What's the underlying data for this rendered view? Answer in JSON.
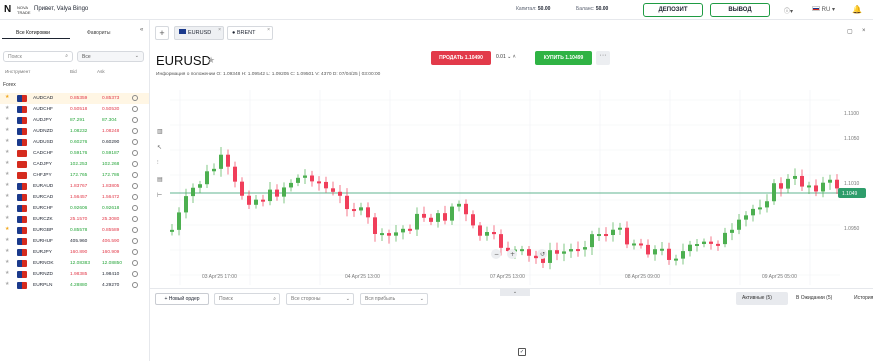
{
  "header": {
    "logo_mark": "N",
    "logo_text1": "NOVA",
    "logo_text2": "TRADE",
    "greeting": "Привет, Valya Bingo",
    "capital_label": "Капитал:",
    "capital_value": "50.00",
    "balance_label": "Баланс:",
    "balance_value": "50.00",
    "deposit": "ДЕПОЗИТ",
    "withdraw": "ВЫВОД",
    "lang": "RU"
  },
  "sidebar": {
    "tab_all": "Все Котировки",
    "tab_fav": "Фавориты",
    "search_placeholder": "Поиск",
    "filter": "Все",
    "col_instrument": "Инструмент",
    "col_bid": "Bid",
    "col_ask": "Ask",
    "group": "Forex",
    "rows": [
      {
        "name": "AUDCAD",
        "bid": "0.85359",
        "ask": "0.85373",
        "bc": "red",
        "ac": "red",
        "fav": true,
        "flag": "#1b3a8c"
      },
      {
        "name": "AUDCHF",
        "bid": "0.50518",
        "ask": "0.50530",
        "bc": "red",
        "ac": "red",
        "fav": false,
        "flag": "#1b3a8c"
      },
      {
        "name": "AUDJPY",
        "bid": "87.291",
        "ask": "87.304",
        "bc": "grn",
        "ac": "grn",
        "fav": false,
        "flag": "#1b3a8c"
      },
      {
        "name": "AUDNZD",
        "bid": "1.08232",
        "ask": "1.08248",
        "bc": "grn",
        "ac": "red",
        "fav": false,
        "flag": "#1b3a8c"
      },
      {
        "name": "AUDUSD",
        "bid": "0.60276",
        "ask": "0.60290",
        "bc": "grn",
        "ac": "blk",
        "fav": false,
        "flag": "#1b3a8c"
      },
      {
        "name": "CADCHF",
        "bid": "0.59176",
        "ask": "0.59187",
        "bc": "grn",
        "ac": "grn",
        "fav": false,
        "flag": "#d52b1e"
      },
      {
        "name": "CADJPY",
        "bid": "102.253",
        "ask": "102.268",
        "bc": "grn",
        "ac": "grn",
        "fav": false,
        "flag": "#d52b1e"
      },
      {
        "name": "CHFJPY",
        "bid": "172.765",
        "ask": "172.786",
        "bc": "grn",
        "ac": "grn",
        "fav": false,
        "flag": "#d52b1e"
      },
      {
        "name": "EURAUD",
        "bid": "1.83767",
        "ask": "1.83805",
        "bc": "red",
        "ac": "red",
        "fav": false,
        "flag": "#1b3a8c"
      },
      {
        "name": "EURCAD",
        "bid": "1.56457",
        "ask": "1.56472",
        "bc": "red",
        "ac": "red",
        "fav": false,
        "flag": "#1b3a8c"
      },
      {
        "name": "EURCHF",
        "bid": "0.92606",
        "ask": "0.92618",
        "bc": "grn",
        "ac": "grn",
        "fav": false,
        "flag": "#1b3a8c"
      },
      {
        "name": "EURCZK",
        "bid": "25.1570",
        "ask": "25.3080",
        "bc": "red",
        "ac": "red",
        "fav": false,
        "flag": "#1b3a8c"
      },
      {
        "name": "EURGBP",
        "bid": "0.85578",
        "ask": "0.85589",
        "bc": "grn",
        "ac": "red",
        "fav": true,
        "flag": "#1b3a8c"
      },
      {
        "name": "EURHUF",
        "bid": "405.960",
        "ask": "406.590",
        "bc": "blk",
        "ac": "red",
        "fav": false,
        "flag": "#1b3a8c"
      },
      {
        "name": "EURJPY",
        "bid": "160.890",
        "ask": "160.909",
        "bc": "red",
        "ac": "red",
        "fav": false,
        "flag": "#1b3a8c"
      },
      {
        "name": "EURNOK",
        "bid": "12.08383",
        "ask": "12.08850",
        "bc": "grn",
        "ac": "grn",
        "fav": false,
        "flag": "#1b3a8c"
      },
      {
        "name": "EURNZD",
        "bid": "1.98385",
        "ask": "1.98410",
        "bc": "red",
        "ac": "blk",
        "fav": false,
        "flag": "#1b3a8c"
      },
      {
        "name": "EURPLN",
        "bid": "4.28880",
        "ask": "4.29270",
        "bc": "grn",
        "ac": "blk",
        "fav": false,
        "flag": "#1b3a8c"
      }
    ]
  },
  "main": {
    "tab1": "EURUSD",
    "tab2": "BRENT",
    "symbol": "EURUSD",
    "info": "Информация о положении    O: 1.09348   H: 1.09542   L: 1.09205   C: 1.09501   V: 4370   D: 07/04/25 | 03:00:00",
    "sell": "ПРОДАТЬ 1.10490",
    "buy": "КУПИТЬ 1.10499",
    "lot": "0.01",
    "price_label": "1.1049",
    "y_ticks": [
      "1.1100",
      "1.1050",
      "1.1010",
      "1.0950"
    ],
    "x_ticks": [
      "03 Apr'25 17:00",
      "04 Apr'25 13:00",
      "07 Apr'25 13:00",
      "08 Apr'25 09:00",
      "09 Apr'25 05:00"
    ]
  },
  "bottom": {
    "new_order": "Новый ордер",
    "search": "Поиск",
    "sides": "Все стороны",
    "profit": "Вся прибыль",
    "active": "Активные (5)",
    "pending": "В Ожидании (5)",
    "history": "История"
  }
}
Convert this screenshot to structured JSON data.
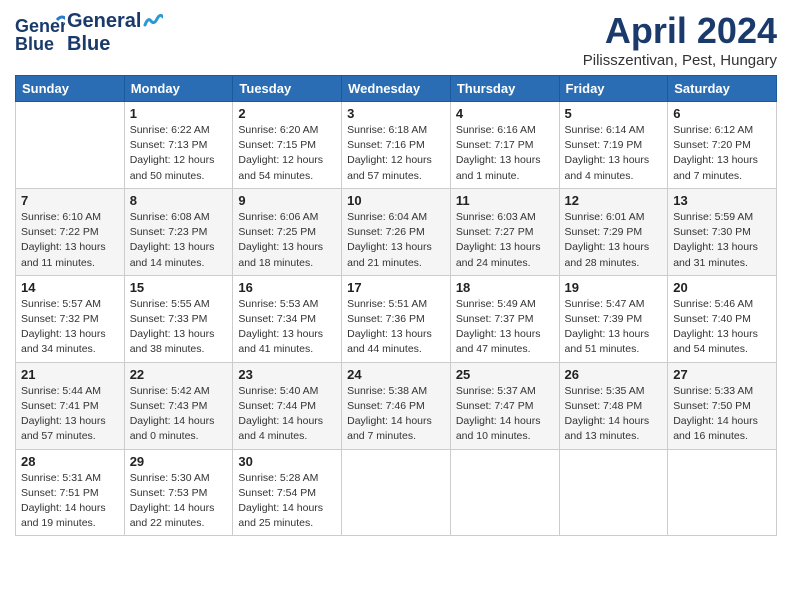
{
  "header": {
    "logo": {
      "line1": "General",
      "line2": "Blue"
    },
    "title": "April 2024",
    "location": "Pilisszentivan, Pest, Hungary"
  },
  "weekdays": [
    "Sunday",
    "Monday",
    "Tuesday",
    "Wednesday",
    "Thursday",
    "Friday",
    "Saturday"
  ],
  "weeks": [
    [
      {
        "day": "",
        "info": ""
      },
      {
        "day": "1",
        "info": "Sunrise: 6:22 AM\nSunset: 7:13 PM\nDaylight: 12 hours\nand 50 minutes."
      },
      {
        "day": "2",
        "info": "Sunrise: 6:20 AM\nSunset: 7:15 PM\nDaylight: 12 hours\nand 54 minutes."
      },
      {
        "day": "3",
        "info": "Sunrise: 6:18 AM\nSunset: 7:16 PM\nDaylight: 12 hours\nand 57 minutes."
      },
      {
        "day": "4",
        "info": "Sunrise: 6:16 AM\nSunset: 7:17 PM\nDaylight: 13 hours\nand 1 minute."
      },
      {
        "day": "5",
        "info": "Sunrise: 6:14 AM\nSunset: 7:19 PM\nDaylight: 13 hours\nand 4 minutes."
      },
      {
        "day": "6",
        "info": "Sunrise: 6:12 AM\nSunset: 7:20 PM\nDaylight: 13 hours\nand 7 minutes."
      }
    ],
    [
      {
        "day": "7",
        "info": "Sunrise: 6:10 AM\nSunset: 7:22 PM\nDaylight: 13 hours\nand 11 minutes."
      },
      {
        "day": "8",
        "info": "Sunrise: 6:08 AM\nSunset: 7:23 PM\nDaylight: 13 hours\nand 14 minutes."
      },
      {
        "day": "9",
        "info": "Sunrise: 6:06 AM\nSunset: 7:25 PM\nDaylight: 13 hours\nand 18 minutes."
      },
      {
        "day": "10",
        "info": "Sunrise: 6:04 AM\nSunset: 7:26 PM\nDaylight: 13 hours\nand 21 minutes."
      },
      {
        "day": "11",
        "info": "Sunrise: 6:03 AM\nSunset: 7:27 PM\nDaylight: 13 hours\nand 24 minutes."
      },
      {
        "day": "12",
        "info": "Sunrise: 6:01 AM\nSunset: 7:29 PM\nDaylight: 13 hours\nand 28 minutes."
      },
      {
        "day": "13",
        "info": "Sunrise: 5:59 AM\nSunset: 7:30 PM\nDaylight: 13 hours\nand 31 minutes."
      }
    ],
    [
      {
        "day": "14",
        "info": "Sunrise: 5:57 AM\nSunset: 7:32 PM\nDaylight: 13 hours\nand 34 minutes."
      },
      {
        "day": "15",
        "info": "Sunrise: 5:55 AM\nSunset: 7:33 PM\nDaylight: 13 hours\nand 38 minutes."
      },
      {
        "day": "16",
        "info": "Sunrise: 5:53 AM\nSunset: 7:34 PM\nDaylight: 13 hours\nand 41 minutes."
      },
      {
        "day": "17",
        "info": "Sunrise: 5:51 AM\nSunset: 7:36 PM\nDaylight: 13 hours\nand 44 minutes."
      },
      {
        "day": "18",
        "info": "Sunrise: 5:49 AM\nSunset: 7:37 PM\nDaylight: 13 hours\nand 47 minutes."
      },
      {
        "day": "19",
        "info": "Sunrise: 5:47 AM\nSunset: 7:39 PM\nDaylight: 13 hours\nand 51 minutes."
      },
      {
        "day": "20",
        "info": "Sunrise: 5:46 AM\nSunset: 7:40 PM\nDaylight: 13 hours\nand 54 minutes."
      }
    ],
    [
      {
        "day": "21",
        "info": "Sunrise: 5:44 AM\nSunset: 7:41 PM\nDaylight: 13 hours\nand 57 minutes."
      },
      {
        "day": "22",
        "info": "Sunrise: 5:42 AM\nSunset: 7:43 PM\nDaylight: 14 hours\nand 0 minutes."
      },
      {
        "day": "23",
        "info": "Sunrise: 5:40 AM\nSunset: 7:44 PM\nDaylight: 14 hours\nand 4 minutes."
      },
      {
        "day": "24",
        "info": "Sunrise: 5:38 AM\nSunset: 7:46 PM\nDaylight: 14 hours\nand 7 minutes."
      },
      {
        "day": "25",
        "info": "Sunrise: 5:37 AM\nSunset: 7:47 PM\nDaylight: 14 hours\nand 10 minutes."
      },
      {
        "day": "26",
        "info": "Sunrise: 5:35 AM\nSunset: 7:48 PM\nDaylight: 14 hours\nand 13 minutes."
      },
      {
        "day": "27",
        "info": "Sunrise: 5:33 AM\nSunset: 7:50 PM\nDaylight: 14 hours\nand 16 minutes."
      }
    ],
    [
      {
        "day": "28",
        "info": "Sunrise: 5:31 AM\nSunset: 7:51 PM\nDaylight: 14 hours\nand 19 minutes."
      },
      {
        "day": "29",
        "info": "Sunrise: 5:30 AM\nSunset: 7:53 PM\nDaylight: 14 hours\nand 22 minutes."
      },
      {
        "day": "30",
        "info": "Sunrise: 5:28 AM\nSunset: 7:54 PM\nDaylight: 14 hours\nand 25 minutes."
      },
      {
        "day": "",
        "info": ""
      },
      {
        "day": "",
        "info": ""
      },
      {
        "day": "",
        "info": ""
      },
      {
        "day": "",
        "info": ""
      }
    ]
  ]
}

* EXERCISE AIM
List each line of the records that holds the string "Поиск".

* THE COMPLETED TASK
    "search_placeholder": "Поиск",
    "search": "Поиск",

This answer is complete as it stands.